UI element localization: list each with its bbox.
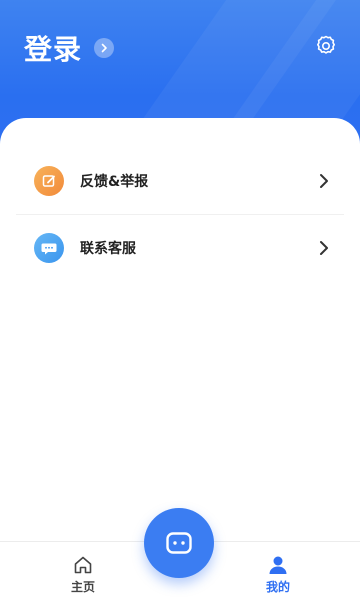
chevron-right-icon: [320, 174, 328, 188]
menu-item-feedback[interactable]: 反馈&举报: [16, 148, 344, 214]
tab-mine[interactable]: 我的: [248, 554, 308, 595]
tab-home-label: 主页: [70, 580, 95, 594]
chevron-right-icon: [320, 241, 328, 255]
edit-icon: [34, 166, 64, 196]
menu-item-label: 反馈&举报: [80, 174, 149, 190]
menu-item-customer-service[interactable]: 联系客服: [16, 215, 344, 281]
menu-item-label: 联系客服: [80, 241, 136, 257]
tab-home[interactable]: 主页: [53, 554, 113, 595]
chevron-right-icon[interactable]: [94, 38, 115, 58]
login-entry[interactable]: 登录: [24, 28, 115, 68]
login-title[interactable]: 登录: [24, 28, 82, 68]
chat-icon: [166, 532, 192, 554]
user-icon: [269, 556, 287, 574]
chat-bubble-icon: [34, 233, 64, 263]
chat-button[interactable]: [144, 508, 214, 578]
gear-icon[interactable]: [314, 34, 338, 58]
home-icon: [74, 556, 92, 574]
tab-mine-label: 我的: [265, 580, 290, 594]
menu-card: 反馈&举报 联系客服: [0, 118, 360, 548]
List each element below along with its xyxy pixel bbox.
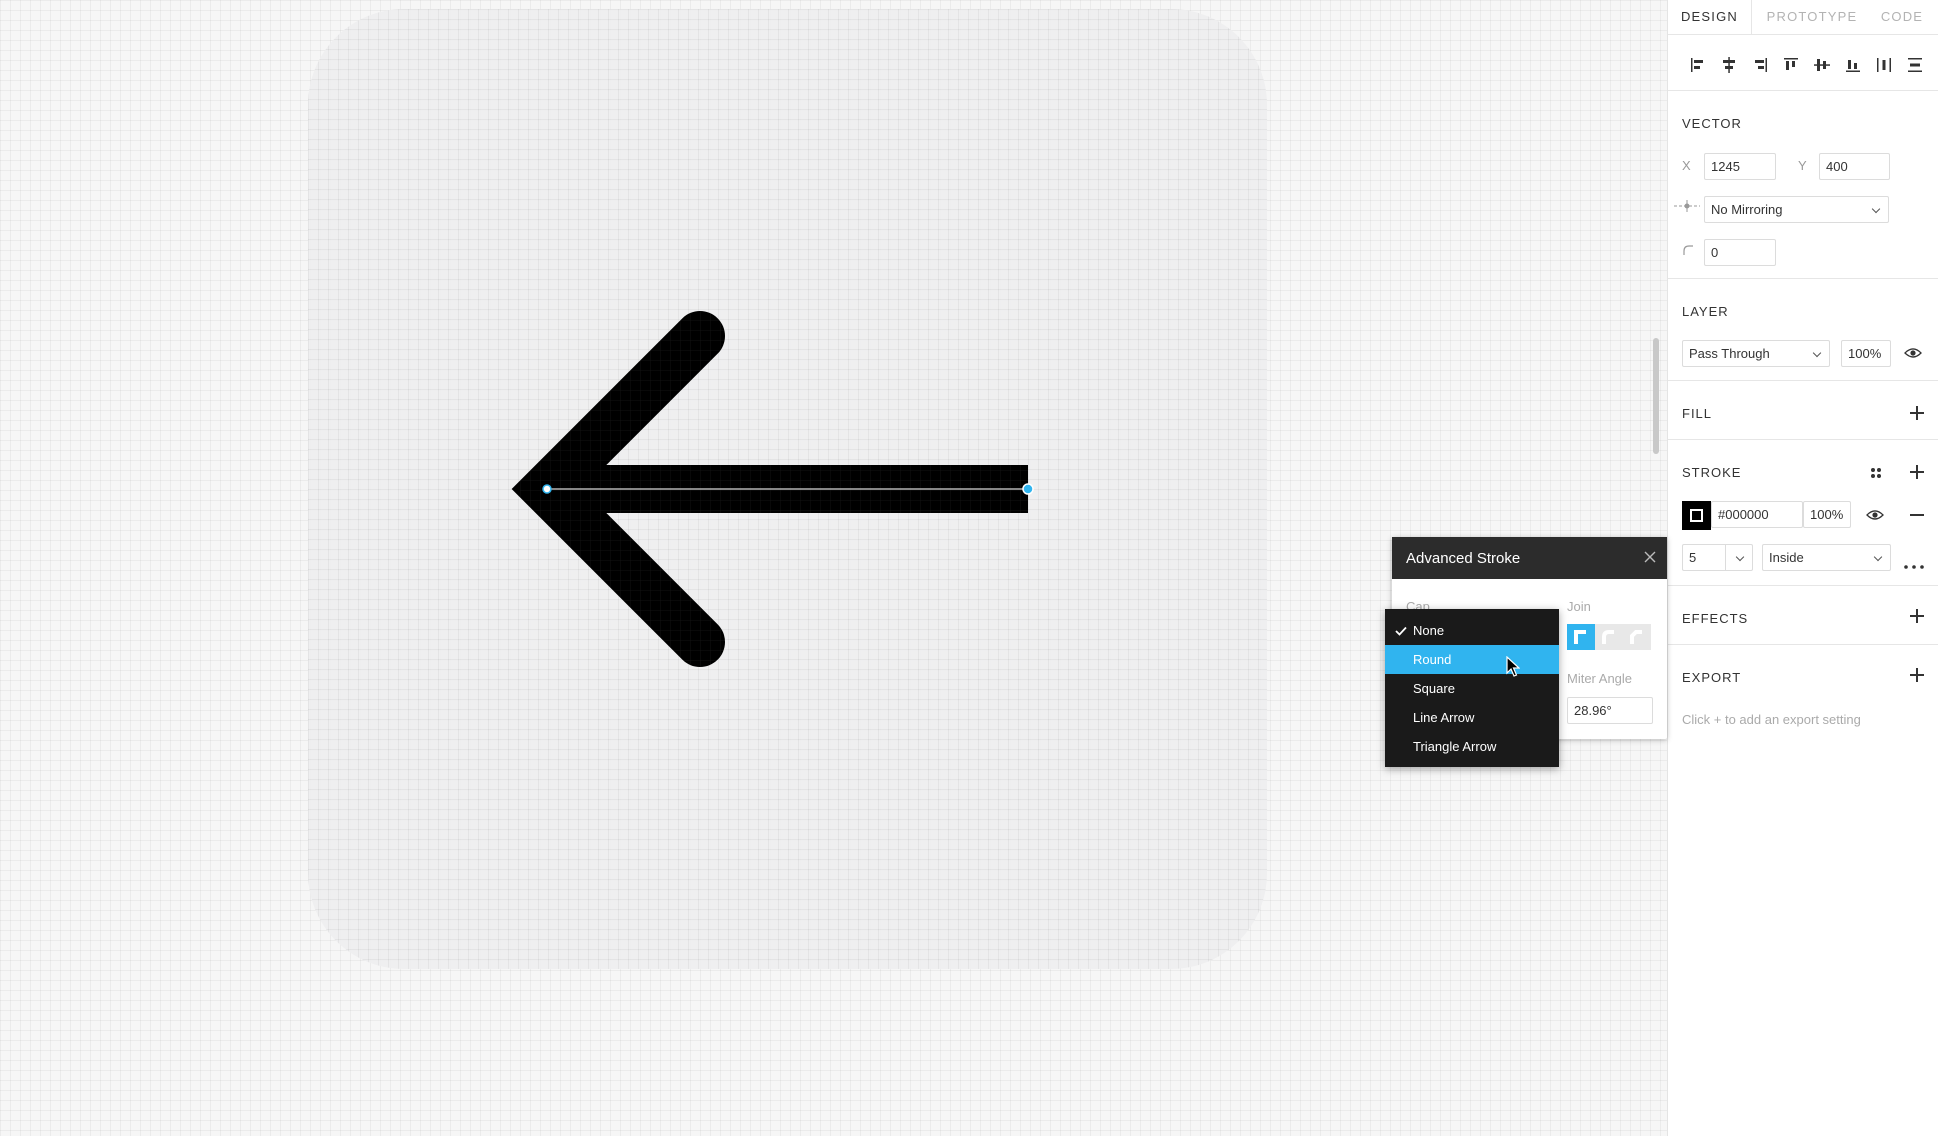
mirroring-icon: [1674, 199, 1700, 217]
distribute-vertical-icon[interactable]: [1899, 53, 1930, 77]
cap-option-round[interactable]: Round: [1385, 645, 1559, 674]
miter-angle-input[interactable]: 28.96°: [1567, 697, 1653, 724]
export-section: EXPORT Click + to add an export setting: [1668, 645, 1938, 745]
align-vertical-center-icon[interactable]: [1806, 53, 1837, 77]
align-horizontal-center-icon[interactable]: [1713, 53, 1744, 77]
layer-opacity-input[interactable]: 100%: [1841, 340, 1891, 367]
join-round-button[interactable]: [1595, 624, 1623, 650]
layer-title: LAYER: [1682, 304, 1729, 319]
tab-code[interactable]: CODE: [1872, 0, 1932, 34]
advanced-stroke-title: Advanced Stroke: [1406, 550, 1521, 567]
cap-option-label: Square: [1413, 681, 1455, 696]
add-fill-plus-icon[interactable]: [1910, 406, 1924, 420]
cap-option-none[interactable]: None: [1385, 616, 1559, 645]
cap-option-label: Round: [1413, 652, 1452, 667]
y-input[interactable]: 400: [1819, 153, 1890, 180]
stroke-weight-divider: [1725, 544, 1726, 571]
alignment-toolbar: [1668, 35, 1938, 91]
remove-stroke-minus-icon[interactable]: [1910, 508, 1924, 522]
blend-mode-select[interactable]: Pass Through: [1682, 340, 1830, 367]
add-effect-plus-icon[interactable]: [1910, 609, 1924, 623]
vector-section: VECTOR X 1245 Y 400 No Mirroring 0: [1668, 91, 1938, 279]
export-hint: Click + to add an export setting: [1682, 712, 1861, 727]
checkmark-icon: [1395, 624, 1407, 639]
cap-option-line-arrow[interactable]: Line Arrow: [1385, 703, 1559, 732]
fill-title: FILL: [1682, 406, 1713, 421]
cap-dropdown-menu: None Round Square Line Arrow Triangle Ar…: [1385, 609, 1559, 767]
layer-section: LAYER Pass Through 100%: [1668, 279, 1938, 381]
join-label: Join: [1567, 599, 1591, 614]
stroke-color-hex-input[interactable]: #000000: [1711, 501, 1803, 528]
properties-panel: DESIGN PROTOTYPE CODE VECTOR X 1245 Y 40…: [1667, 0, 1938, 1136]
style-grid-icon[interactable]: [1870, 466, 1882, 484]
stroke-title: STROKE: [1682, 465, 1742, 480]
x-input[interactable]: 1245: [1704, 153, 1776, 180]
advanced-stroke-header: Advanced Stroke: [1392, 537, 1667, 579]
join-miter-button[interactable]: [1567, 624, 1595, 650]
panel-tabs: DESIGN PROTOTYPE CODE: [1668, 0, 1938, 35]
y-label: Y: [1798, 158, 1807, 173]
miter-angle-label: Miter Angle: [1567, 671, 1633, 686]
mouse-cursor-icon: [1506, 655, 1521, 683]
vector-anchor-start[interactable]: [542, 484, 552, 494]
vertical-scrollbar[interactable]: [1653, 338, 1659, 454]
x-label: X: [1682, 158, 1691, 173]
stroke-position-select[interactable]: Inside: [1762, 544, 1891, 571]
cap-option-label: None: [1413, 623, 1445, 638]
fill-section: FILL: [1668, 381, 1938, 440]
export-title: EXPORT: [1682, 670, 1742, 685]
align-left-icon[interactable]: [1682, 53, 1713, 77]
vector-title: VECTOR: [1682, 116, 1742, 131]
effects-title: EFFECTS: [1682, 611, 1749, 626]
tab-prototype[interactable]: PROTOTYPE: [1752, 0, 1872, 34]
cap-option-label: Triangle Arrow: [1413, 739, 1497, 754]
stroke-opacity-input[interactable]: 100%: [1803, 501, 1851, 528]
corner-radius-input[interactable]: 0: [1704, 239, 1776, 266]
stroke-visibility-eye-icon[interactable]: [1866, 508, 1884, 527]
effects-section: EFFECTS: [1668, 586, 1938, 645]
distribute-horizontal-icon[interactable]: [1868, 53, 1899, 77]
join-bevel-button[interactable]: [1623, 624, 1651, 650]
cap-option-triangle-arrow[interactable]: Triangle Arrow: [1385, 732, 1559, 761]
close-icon[interactable]: [1643, 550, 1657, 564]
mirroring-select[interactable]: No Mirroring: [1704, 196, 1889, 223]
align-top-icon[interactable]: [1775, 53, 1806, 77]
add-export-plus-icon[interactable]: [1910, 668, 1924, 682]
tab-design[interactable]: DESIGN: [1668, 0, 1752, 34]
cap-option-square[interactable]: Square: [1385, 674, 1559, 703]
stroke-color-swatch[interactable]: [1682, 501, 1711, 530]
corner-radius-icon: [1682, 243, 1694, 261]
align-bottom-icon[interactable]: [1837, 53, 1868, 77]
stroke-section: STROKE #000000 100% 5 Inside: [1668, 440, 1938, 586]
advanced-stroke-more-icon[interactable]: [1904, 556, 1924, 574]
vector-anchor-end[interactable]: [1022, 483, 1034, 495]
align-right-icon[interactable]: [1744, 53, 1775, 77]
cap-option-label: Line Arrow: [1413, 710, 1475, 725]
stroke-weight-select[interactable]: 5: [1682, 544, 1753, 571]
visibility-eye-icon[interactable]: [1904, 346, 1922, 365]
add-stroke-plus-icon[interactable]: [1910, 465, 1924, 479]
---------------
GOAL: Reproduce all of the records above line for line, with no changes, but omit the pictures.

WRITTEN REPLY:
UI element localization: list each with its bbox.
chevron-right-icon: [320, 174, 328, 188]
menu-item-feedback[interactable]: 反馈&举报: [16, 148, 344, 214]
tab-mine[interactable]: 我的: [248, 554, 308, 595]
tab-home-label: 主页: [70, 580, 95, 594]
chevron-right-icon: [320, 241, 328, 255]
edit-icon: [34, 166, 64, 196]
menu-item-label: 反馈&举报: [80, 174, 149, 190]
menu-item-customer-service[interactable]: 联系客服: [16, 215, 344, 281]
menu-item-label: 联系客服: [80, 241, 136, 257]
tab-home[interactable]: 主页: [53, 554, 113, 595]
chevron-right-icon[interactable]: [94, 38, 115, 58]
login-entry[interactable]: 登录: [24, 28, 115, 68]
login-title[interactable]: 登录: [24, 28, 82, 68]
chat-icon: [166, 532, 192, 554]
user-icon: [269, 556, 287, 574]
chat-bubble-icon: [34, 233, 64, 263]
chat-button[interactable]: [144, 508, 214, 578]
gear-icon[interactable]: [314, 34, 338, 58]
home-icon: [74, 556, 92, 574]
tab-mine-label: 我的: [265, 580, 290, 594]
menu-card: 反馈&举报 联系客服: [0, 118, 360, 548]
List each element below along with its xyxy pixel bbox.
mirroring-icon: [1674, 199, 1700, 217]
distribute-vertical-icon[interactable]: [1899, 53, 1930, 77]
cap-option-round[interactable]: Round: [1385, 645, 1559, 674]
miter-angle-input[interactable]: 28.96°: [1567, 697, 1653, 724]
export-section: EXPORT Click + to add an export setting: [1668, 645, 1938, 745]
align-vertical-center-icon[interactable]: [1806, 53, 1837, 77]
align-horizontal-center-icon[interactable]: [1713, 53, 1744, 77]
layer-opacity-input[interactable]: 100%: [1841, 340, 1891, 367]
join-round-button[interactable]: [1595, 624, 1623, 650]
layer-title: LAYER: [1682, 304, 1729, 319]
tab-code[interactable]: CODE: [1872, 0, 1932, 34]
advanced-stroke-title: Advanced Stroke: [1406, 550, 1521, 567]
cap-option-label: Square: [1413, 681, 1455, 696]
add-fill-plus-icon[interactable]: [1910, 406, 1924, 420]
cap-option-none[interactable]: None: [1385, 616, 1559, 645]
cap-option-label: Round: [1413, 652, 1452, 667]
y-input[interactable]: 400: [1819, 153, 1890, 180]
stroke-weight-divider: [1725, 544, 1726, 571]
alignment-toolbar: [1668, 35, 1938, 91]
remove-stroke-minus-icon[interactable]: [1910, 508, 1924, 522]
blend-mode-select[interactable]: Pass Through: [1682, 340, 1830, 367]
add-effect-plus-icon[interactable]: [1910, 609, 1924, 623]
vector-section: VECTOR X 1245 Y 400 No Mirroring 0: [1668, 91, 1938, 279]
export-hint: Click + to add an export setting: [1682, 712, 1861, 727]
checkmark-icon: [1395, 624, 1407, 639]
cap-option-line-arrow[interactable]: Line Arrow: [1385, 703, 1559, 732]
fill-title: FILL: [1682, 406, 1713, 421]
cap-dropdown-menu: None Round Square Line Arrow Triangle Ar…: [1385, 609, 1559, 767]
layer-section: LAYER Pass Through 100%: [1668, 279, 1938, 381]
join-label: Join: [1567, 599, 1591, 614]
stroke-color-hex-input[interactable]: #000000: [1711, 501, 1803, 528]
properties-panel: DESIGN PROTOTYPE CODE VECTOR X 1245 Y 40…: [1667, 0, 1938, 1136]
style-grid-icon[interactable]: [1870, 466, 1882, 484]
stroke-title: STROKE: [1682, 465, 1742, 480]
x-input[interactable]: 1245: [1704, 153, 1776, 180]
advanced-stroke-header: Advanced Stroke: [1392, 537, 1667, 579]
join-miter-button[interactable]: [1567, 624, 1595, 650]
panel-tabs: DESIGN PROTOTYPE CODE: [1668, 0, 1938, 35]
y-label: Y: [1798, 158, 1807, 173]
miter-angle-label: Miter Angle: [1567, 671, 1633, 686]
mouse-cursor-icon: [1506, 655, 1521, 683]
vector-anchor-start[interactable]: [542, 484, 552, 494]
vertical-scrollbar[interactable]: [1653, 338, 1659, 454]
x-label: X: [1682, 158, 1691, 173]
stroke-position-select[interactable]: Inside: [1762, 544, 1891, 571]
cap-option-label: None: [1413, 623, 1445, 638]
fill-section: FILL: [1668, 381, 1938, 440]
export-title: EXPORT: [1682, 670, 1742, 685]
align-left-icon[interactable]: [1682, 53, 1713, 77]
vector-title: VECTOR: [1682, 116, 1742, 131]
effects-title: EFFECTS: [1682, 611, 1749, 626]
tab-prototype[interactable]: PROTOTYPE: [1752, 0, 1872, 34]
cap-option-label: Triangle Arrow: [1413, 739, 1497, 754]
stroke-opacity-input[interactable]: 100%: [1803, 501, 1851, 528]
corner-radius-input[interactable]: 0: [1704, 239, 1776, 266]
stroke-visibility-eye-icon[interactable]: [1866, 508, 1884, 527]
effects-section: EFFECTS: [1668, 586, 1938, 645]
distribute-horizontal-icon[interactable]: [1868, 53, 1899, 77]
join-bevel-button[interactable]: [1623, 624, 1651, 650]
cap-option-triangle-arrow[interactable]: Triangle Arrow: [1385, 732, 1559, 761]
close-icon[interactable]: [1643, 550, 1657, 564]
mirroring-select[interactable]: No Mirroring: [1704, 196, 1889, 223]
align-top-icon[interactable]: [1775, 53, 1806, 77]
add-export-plus-icon[interactable]: [1910, 668, 1924, 682]
tab-design[interactable]: DESIGN: [1668, 0, 1752, 34]
cap-option-square[interactable]: Square: [1385, 674, 1559, 703]
stroke-color-swatch[interactable]: [1682, 501, 1711, 530]
corner-radius-icon: [1682, 243, 1694, 261]
align-bottom-icon[interactable]: [1837, 53, 1868, 77]
stroke-section: STROKE #000000 100% 5 Inside: [1668, 440, 1938, 586]
advanced-stroke-more-icon[interactable]: [1904, 556, 1924, 574]
vector-anchor-end[interactable]: [1022, 483, 1034, 495]
align-right-icon[interactable]: [1744, 53, 1775, 77]
cap-option-label: Line Arrow: [1413, 710, 1475, 725]
stroke-weight-select[interactable]: 5: [1682, 544, 1753, 571]
visibility-eye-icon[interactable]: [1904, 346, 1922, 365]
add-stroke-plus-icon[interactable]: [1910, 465, 1924, 479]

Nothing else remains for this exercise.